• RECORD LIST:
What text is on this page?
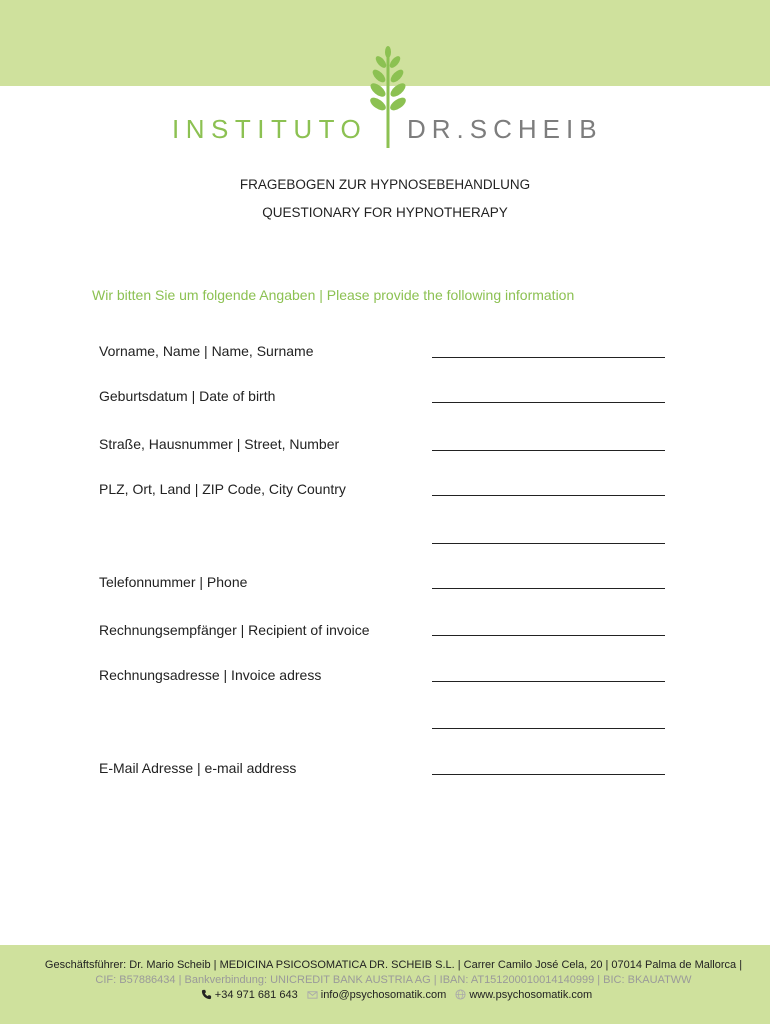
INSTITUTO DR.SCHEIB
FRAGEBOGEN ZUR HYPNOSEBEHANDLUNG
QUESTIONARY FOR HYPNOTHERAPY
Wir bitten Sie um folgende Angaben | Please provide the following information
Vorname, Name | Name, Surname
Geburtsdatum | Date of birth
Straße, Hausnummer | Street, Number
PLZ, Ort, Land | ZIP Code, City Country
Telefonnummer | Phone
Rechnungsempfänger | Recipient of invoice
Rechnungsadresse | Invoice adress
E-Mail Adresse | e-mail address
Geschäftsführer: Dr. Mario Scheib | MEDICINA PSICOSOMATICA DR. SCHEIB S.L. | Carrer Camilo José Cela, 20 | 07014 Palma de Mallorca |
CIF: B57886434 | Bankverbindung: UNICREDIT BANK AUSTRIA AG | IBAN: AT151200010014140999 | BIC: BKAUATWW
+34 971 681 643 info@psychosomatik.com www.psychosomatik.com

• GIVEN PROBLEM: Identify each line containing the string "SCHEIB" and copy it out.

• RESPONSE TO THIS EXERCISE:
INSTITUTO DR.SCHEIB
Geschäftsführer: Dr. Mario Scheib | MEDICINA PSICOSOMATICA DR. SCHEIB S.L. | Carrer Camilo José Cela, 20 | 07014 Palma de Mallorca |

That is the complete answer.